## Written request
Every entry should be repeated exactly. Omit the pictures.

-- START --

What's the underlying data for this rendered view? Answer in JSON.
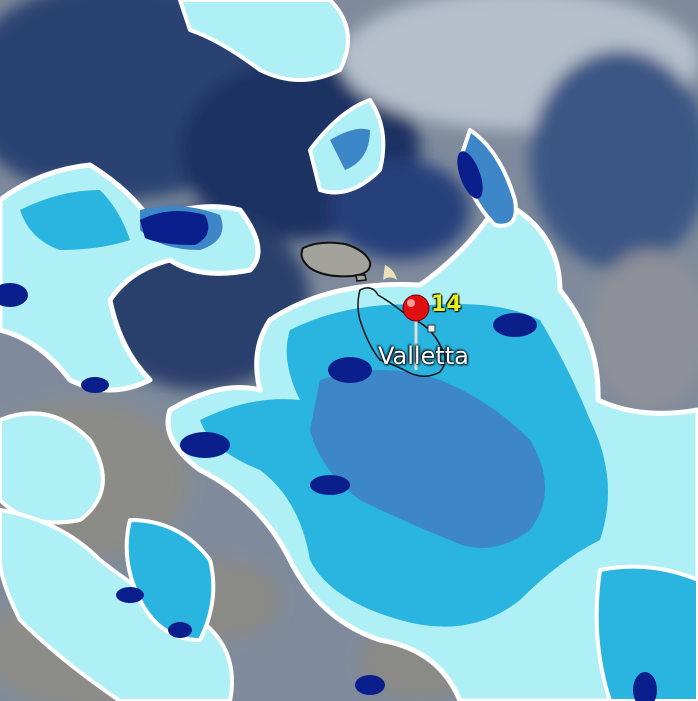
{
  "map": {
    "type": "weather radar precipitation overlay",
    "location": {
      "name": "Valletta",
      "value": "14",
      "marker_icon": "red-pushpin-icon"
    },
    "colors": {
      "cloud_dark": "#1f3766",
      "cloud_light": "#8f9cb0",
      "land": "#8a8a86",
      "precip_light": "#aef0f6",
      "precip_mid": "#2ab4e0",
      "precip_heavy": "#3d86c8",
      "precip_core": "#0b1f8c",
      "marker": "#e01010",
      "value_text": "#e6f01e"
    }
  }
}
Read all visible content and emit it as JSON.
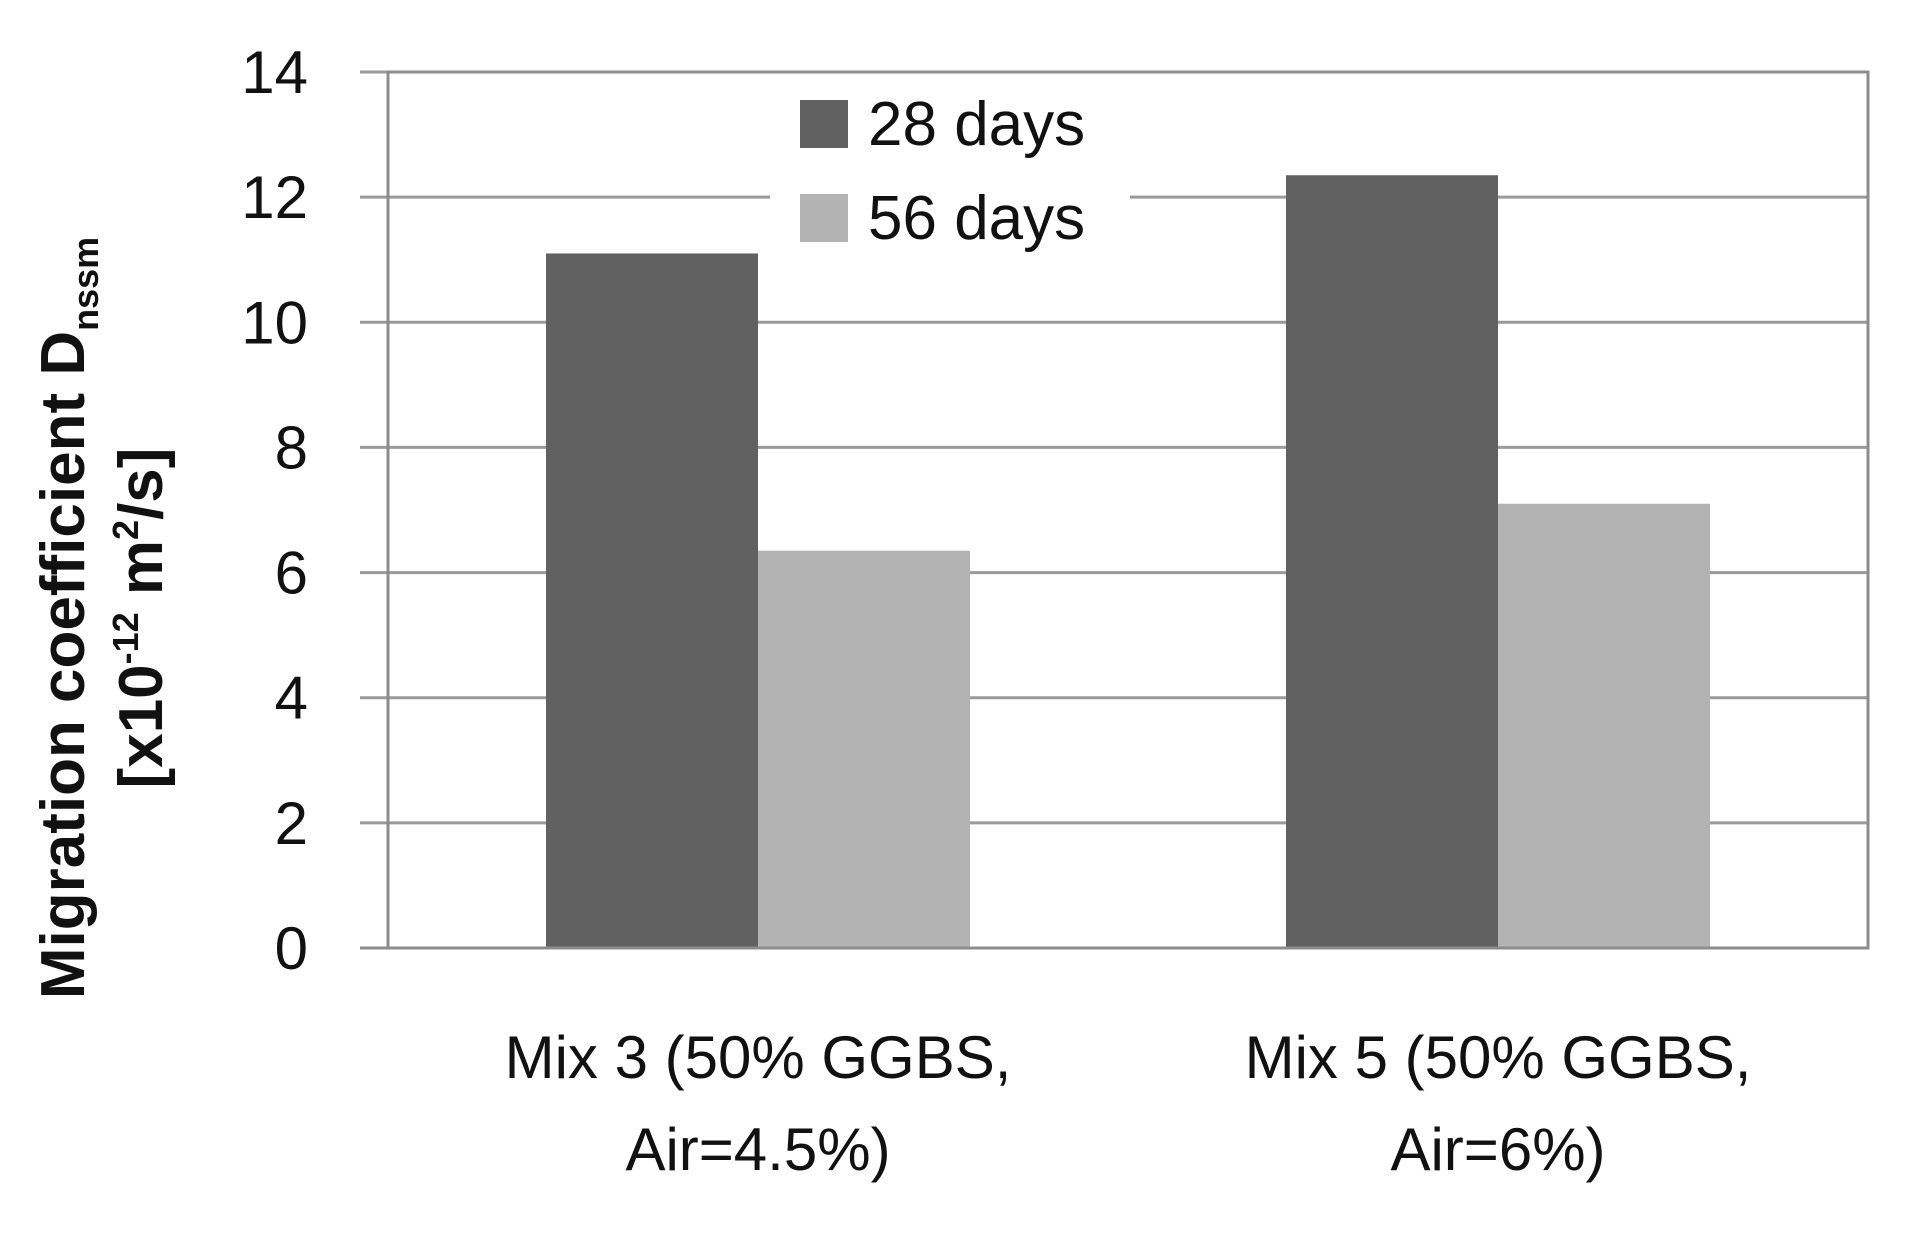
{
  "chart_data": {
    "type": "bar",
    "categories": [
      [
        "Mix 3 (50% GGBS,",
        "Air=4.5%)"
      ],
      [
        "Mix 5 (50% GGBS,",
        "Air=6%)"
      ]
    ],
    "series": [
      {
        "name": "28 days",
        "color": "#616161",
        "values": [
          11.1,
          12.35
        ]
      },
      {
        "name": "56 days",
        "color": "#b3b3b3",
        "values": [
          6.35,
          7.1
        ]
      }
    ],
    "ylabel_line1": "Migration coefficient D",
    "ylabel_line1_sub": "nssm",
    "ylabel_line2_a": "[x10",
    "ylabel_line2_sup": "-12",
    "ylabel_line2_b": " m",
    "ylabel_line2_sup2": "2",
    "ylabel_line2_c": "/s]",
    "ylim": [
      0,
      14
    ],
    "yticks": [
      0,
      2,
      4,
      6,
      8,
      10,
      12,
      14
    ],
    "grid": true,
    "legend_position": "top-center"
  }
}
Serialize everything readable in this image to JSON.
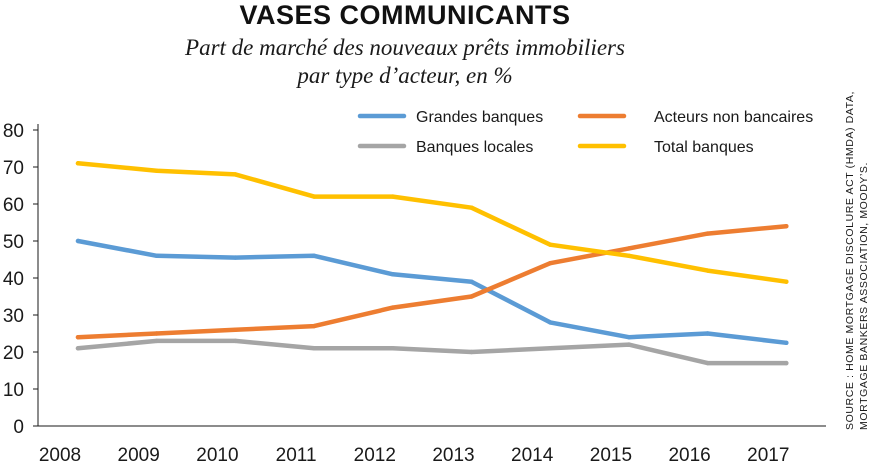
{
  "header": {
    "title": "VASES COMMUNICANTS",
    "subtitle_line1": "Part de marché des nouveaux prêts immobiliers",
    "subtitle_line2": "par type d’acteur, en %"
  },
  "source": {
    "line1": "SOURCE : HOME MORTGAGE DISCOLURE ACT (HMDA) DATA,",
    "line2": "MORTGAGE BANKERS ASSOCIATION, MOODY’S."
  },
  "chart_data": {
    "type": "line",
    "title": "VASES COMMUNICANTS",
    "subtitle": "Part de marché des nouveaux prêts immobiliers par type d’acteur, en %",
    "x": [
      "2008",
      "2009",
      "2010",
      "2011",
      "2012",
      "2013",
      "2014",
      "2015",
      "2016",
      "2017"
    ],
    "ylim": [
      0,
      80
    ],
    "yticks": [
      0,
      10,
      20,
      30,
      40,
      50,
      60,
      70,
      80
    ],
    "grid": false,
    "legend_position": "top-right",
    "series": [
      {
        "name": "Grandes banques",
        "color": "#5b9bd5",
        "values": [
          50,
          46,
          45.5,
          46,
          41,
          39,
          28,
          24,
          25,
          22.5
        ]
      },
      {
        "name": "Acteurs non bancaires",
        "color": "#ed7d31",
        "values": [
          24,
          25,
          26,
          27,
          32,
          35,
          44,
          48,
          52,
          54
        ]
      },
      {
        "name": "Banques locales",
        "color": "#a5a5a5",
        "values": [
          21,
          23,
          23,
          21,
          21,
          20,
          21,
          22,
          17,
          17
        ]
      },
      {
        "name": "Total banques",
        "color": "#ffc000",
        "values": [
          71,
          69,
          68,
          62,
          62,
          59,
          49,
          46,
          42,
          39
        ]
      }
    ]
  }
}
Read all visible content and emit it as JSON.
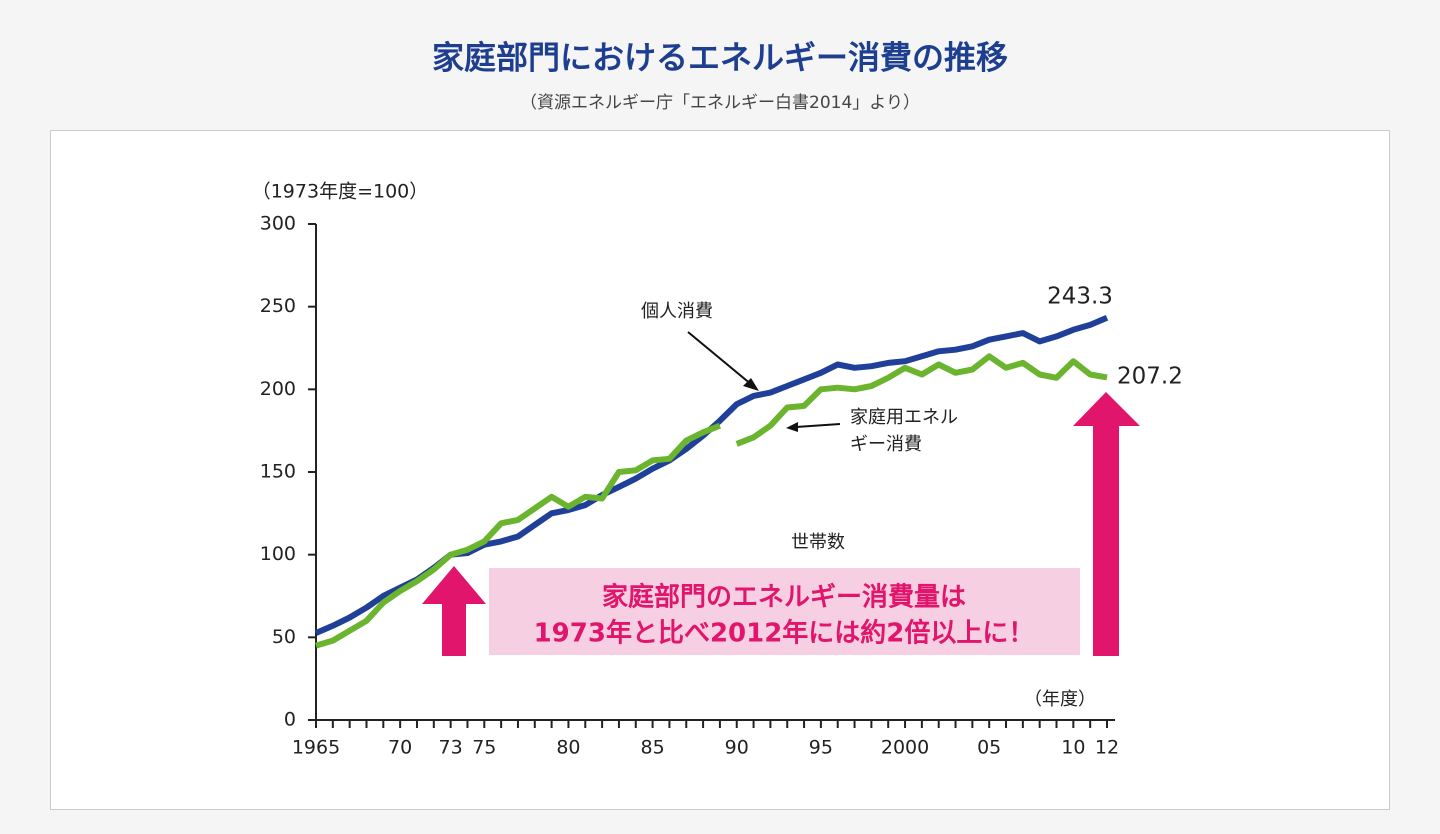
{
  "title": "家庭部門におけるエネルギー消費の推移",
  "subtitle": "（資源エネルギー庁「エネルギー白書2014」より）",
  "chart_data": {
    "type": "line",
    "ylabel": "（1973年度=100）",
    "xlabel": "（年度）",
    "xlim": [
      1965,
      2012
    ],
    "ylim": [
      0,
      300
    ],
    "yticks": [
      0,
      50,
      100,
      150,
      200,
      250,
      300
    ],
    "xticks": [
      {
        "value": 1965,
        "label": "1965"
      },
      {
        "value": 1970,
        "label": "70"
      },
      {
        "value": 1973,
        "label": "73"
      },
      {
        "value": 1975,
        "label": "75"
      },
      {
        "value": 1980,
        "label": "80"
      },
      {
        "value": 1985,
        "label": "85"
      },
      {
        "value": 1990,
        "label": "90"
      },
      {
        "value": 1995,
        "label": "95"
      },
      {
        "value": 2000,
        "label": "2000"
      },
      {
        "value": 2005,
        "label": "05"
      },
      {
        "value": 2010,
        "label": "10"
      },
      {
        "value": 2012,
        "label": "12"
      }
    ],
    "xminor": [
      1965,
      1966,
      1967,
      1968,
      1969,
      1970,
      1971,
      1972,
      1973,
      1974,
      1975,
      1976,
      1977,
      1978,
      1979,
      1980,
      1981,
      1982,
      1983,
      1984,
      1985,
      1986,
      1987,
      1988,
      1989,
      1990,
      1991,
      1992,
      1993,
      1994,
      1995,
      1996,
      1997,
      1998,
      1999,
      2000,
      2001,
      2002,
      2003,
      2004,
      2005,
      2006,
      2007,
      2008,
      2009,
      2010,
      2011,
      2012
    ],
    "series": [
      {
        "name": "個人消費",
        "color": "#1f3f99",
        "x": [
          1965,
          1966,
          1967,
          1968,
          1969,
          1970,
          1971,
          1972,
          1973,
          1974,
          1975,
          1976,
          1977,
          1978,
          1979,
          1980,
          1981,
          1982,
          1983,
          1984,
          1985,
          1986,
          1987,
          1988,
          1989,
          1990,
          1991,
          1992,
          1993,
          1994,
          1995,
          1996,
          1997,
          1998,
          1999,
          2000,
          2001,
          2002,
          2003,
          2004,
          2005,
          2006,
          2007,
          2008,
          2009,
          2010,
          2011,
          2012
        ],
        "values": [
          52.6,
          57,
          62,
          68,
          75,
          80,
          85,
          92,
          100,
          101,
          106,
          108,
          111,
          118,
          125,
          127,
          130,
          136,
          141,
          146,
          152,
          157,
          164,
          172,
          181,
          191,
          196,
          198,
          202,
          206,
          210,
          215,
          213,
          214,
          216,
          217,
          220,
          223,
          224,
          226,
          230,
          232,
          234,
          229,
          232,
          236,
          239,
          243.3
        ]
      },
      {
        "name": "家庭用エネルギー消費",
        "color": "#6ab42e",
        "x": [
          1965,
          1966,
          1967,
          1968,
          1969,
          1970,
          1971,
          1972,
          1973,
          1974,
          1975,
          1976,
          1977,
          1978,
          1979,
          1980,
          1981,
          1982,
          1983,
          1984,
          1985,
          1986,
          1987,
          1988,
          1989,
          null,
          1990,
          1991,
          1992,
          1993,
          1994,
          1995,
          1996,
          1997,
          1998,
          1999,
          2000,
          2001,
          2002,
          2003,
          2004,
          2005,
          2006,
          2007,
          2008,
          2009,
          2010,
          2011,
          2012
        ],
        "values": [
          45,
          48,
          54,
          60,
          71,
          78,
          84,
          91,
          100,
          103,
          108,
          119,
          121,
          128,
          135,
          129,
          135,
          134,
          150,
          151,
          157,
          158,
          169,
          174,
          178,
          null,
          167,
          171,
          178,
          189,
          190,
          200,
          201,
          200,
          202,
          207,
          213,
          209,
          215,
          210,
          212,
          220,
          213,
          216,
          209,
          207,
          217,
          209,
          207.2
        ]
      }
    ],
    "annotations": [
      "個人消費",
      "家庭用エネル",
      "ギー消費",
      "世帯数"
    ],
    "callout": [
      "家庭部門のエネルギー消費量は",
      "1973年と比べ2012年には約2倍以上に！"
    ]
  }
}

-- END --

## Task result
What's the underlying data for this rendered view? Answer in JSON.
{
  "map": {
    "type": "weather radar precipitation overlay",
    "location": {
      "name": "Valletta",
      "value": "14",
      "marker_icon": "red-pushpin-icon"
    },
    "colors": {
      "cloud_dark": "#1f3766",
      "cloud_light": "#8f9cb0",
      "land": "#8a8a86",
      "precip_light": "#aef0f6",
      "precip_mid": "#2ab4e0",
      "precip_heavy": "#3d86c8",
      "precip_core": "#0b1f8c",
      "marker": "#e01010",
      "value_text": "#e6f01e"
    }
  }
}
Read all visible content and emit it as JSON.
{
  "chart_data": {
    "type": "bar",
    "categories": [
      [
        "Mix 3 (50% GGBS,",
        "Air=4.5%)"
      ],
      [
        "Mix 5 (50% GGBS,",
        "Air=6%)"
      ]
    ],
    "series": [
      {
        "name": "28 days",
        "color": "#616161",
        "values": [
          11.1,
          12.35
        ]
      },
      {
        "name": "56 days",
        "color": "#b3b3b3",
        "values": [
          6.35,
          7.1
        ]
      }
    ],
    "ylabel_line1": "Migration coefficient D",
    "ylabel_line1_sub": "nssm",
    "ylabel_line2_a": "[x10",
    "ylabel_line2_sup": "-12",
    "ylabel_line2_b": " m",
    "ylabel_line2_sup2": "2",
    "ylabel_line2_c": "/s]",
    "ylim": [
      0,
      14
    ],
    "yticks": [
      0,
      2,
      4,
      6,
      8,
      10,
      12,
      14
    ],
    "grid": true,
    "legend_position": "top-center"
  }
}
Serialize everything readable in this image to JSON.
{
  "header": {
    "title": "VASES COMMUNICANTS",
    "subtitle_line1": "Part de marché des nouveaux prêts immobiliers",
    "subtitle_line2": "par type d’acteur, en %"
  },
  "source": {
    "line1": "SOURCE : HOME MORTGAGE DISCOLURE ACT (HMDA) DATA,",
    "line2": "MORTGAGE BANKERS ASSOCIATION, MOODY’S."
  },
  "chart_data": {
    "type": "line",
    "title": "VASES COMMUNICANTS",
    "subtitle": "Part de marché des nouveaux prêts immobiliers par type d’acteur, en %",
    "x": [
      "2008",
      "2009",
      "2010",
      "2011",
      "2012",
      "2013",
      "2014",
      "2015",
      "2016",
      "2017"
    ],
    "ylim": [
      0,
      80
    ],
    "yticks": [
      0,
      10,
      20,
      30,
      40,
      50,
      60,
      70,
      80
    ],
    "grid": false,
    "legend_position": "top-right",
    "series": [
      {
        "name": "Grandes banques",
        "color": "#5b9bd5",
        "values": [
          50,
          46,
          45.5,
          46,
          41,
          39,
          28,
          24,
          25,
          22.5
        ]
      },
      {
        "name": "Acteurs non bancaires",
        "color": "#ed7d31",
        "values": [
          24,
          25,
          26,
          27,
          32,
          35,
          44,
          48,
          52,
          54
        ]
      },
      {
        "name": "Banques locales",
        "color": "#a5a5a5",
        "values": [
          21,
          23,
          23,
          21,
          21,
          20,
          21,
          22,
          17,
          17
        ]
      },
      {
        "name": "Total banques",
        "color": "#ffc000",
        "values": [
          71,
          69,
          68,
          62,
          62,
          59,
          49,
          46,
          42,
          39
        ]
      }
    ]
  }
}
Read all visible content and emit it as JSON.
{
  "title": "家庭部門におけるエネルギー消費の推移",
  "subtitle": "（資源エネルギー庁「エネルギー白書2014」より）",
  "chart_data": {
    "type": "line",
    "ylabel": "（1973年度=100）",
    "xlabel": "（年度）",
    "xlim": [
      1965,
      2012
    ],
    "ylim": [
      0,
      300
    ],
    "yticks": [
      0,
      50,
      100,
      150,
      200,
      250,
      300
    ],
    "xticks": [
      {
        "value": 1965,
        "label": "1965"
      },
      {
        "value": 1970,
        "label": "70"
      },
      {
        "value": 1973,
        "label": "73"
      },
      {
        "value": 1975,
        "label": "75"
      },
      {
        "value": 1980,
        "label": "80"
      },
      {
        "value": 1985,
        "label": "85"
      },
      {
        "value": 1990,
        "label": "90"
      },
      {
        "value": 1995,
        "label": "95"
      },
      {
        "value": 2000,
        "label": "2000"
      },
      {
        "value": 2005,
        "label": "05"
      },
      {
        "value": 2010,
        "label": "10"
      },
      {
        "value": 2012,
        "label": "12"
      }
    ],
    "xminor": [
      1965,
      1966,
      1967,
      1968,
      1969,
      1970,
      1971,
      1972,
      1973,
      1974,
      1975,
      1976,
      1977,
      1978,
      1979,
      1980,
      1981,
      1982,
      1983,
      1984,
      1985,
      1986,
      1987,
      1988,
      1989,
      1990,
      1991,
      1992,
      1993,
      1994,
      1995,
      1996,
      1997,
      1998,
      1999,
      2000,
      2001,
      2002,
      2003,
      2004,
      2005,
      2006,
      2007,
      2008,
      2009,
      2010,
      2011,
      2012
    ],
    "series": [
      {
        "name": "個人消費",
        "color": "#1f3f99",
        "x": [
          1965,
          1966,
          1967,
          1968,
          1969,
          1970,
          1971,
          1972,
          1973,
          1974,
          1975,
          1976,
          1977,
          1978,
          1979,
          1980,
          1981,
          1982,
          1983,
          1984,
          1985,
          1986,
          1987,
          1988,
          1989,
          1990,
          1991,
          1992,
          1993,
          1994,
          1995,
          1996,
          1997,
          1998,
          1999,
          2000,
          2001,
          2002,
          2003,
          2004,
          2005,
          2006,
          2007,
          2008,
          2009,
          2010,
          2011,
          2012
        ],
        "values": [
          52.6,
          57,
          62,
          68,
          75,
          80,
          85,
          92,
          100,
          101,
          106,
          108,
          111,
          118,
          125,
          127,
          130,
          136,
          141,
          146,
          152,
          157,
          164,
          172,
          181,
          191,
          196,
          198,
          202,
          206,
          210,
          215,
          213,
          214,
          216,
          217,
          220,
          223,
          224,
          226,
          230,
          232,
          234,
          229,
          232,
          236,
          239,
          243.3
        ]
      },
      {
        "name": "家庭用エネルギー消費",
        "color": "#6ab42e",
        "x": [
          1965,
          1966,
          1967,
          1968,
          1969,
          1970,
          1971,
          1972,
          1973,
          1974,
          1975,
          1976,
          1977,
          1978,
          1979,
          1980,
          1981,
          1982,
          1983,
          1984,
          1985,
          1986,
          1987,
          1988,
          1989,
          null,
          1990,
          1991,
          1992,
          1993,
          1994,
          1995,
          1996,
          1997,
          1998,
          1999,
          2000,
          2001,
          2002,
          2003,
          2004,
          2005,
          2006,
          2007,
          2008,
          2009,
          2010,
          2011,
          2012
        ],
        "values": [
          45,
          48,
          54,
          60,
          71,
          78,
          84,
          91,
          100,
          103,
          108,
          119,
          121,
          128,
          135,
          129,
          135,
          134,
          150,
          151,
          157,
          158,
          169,
          174,
          178,
          null,
          167,
          171,
          178,
          189,
          190,
          200,
          201,
          200,
          202,
          207,
          213,
          209,
          215,
          210,
          212,
          220,
          213,
          216,
          209,
          207,
          217,
          209,
          207.2
        ]
      }
    ],
    "annotations": [
      "個人消費",
      "家庭用エネル",
      "ギー消費",
      "世帯数"
    ],
    "callout": [
      "家庭部門のエネルギー消費量は",
      "1973年と比べ2012年には約2倍以上に！"
    ]
  }
}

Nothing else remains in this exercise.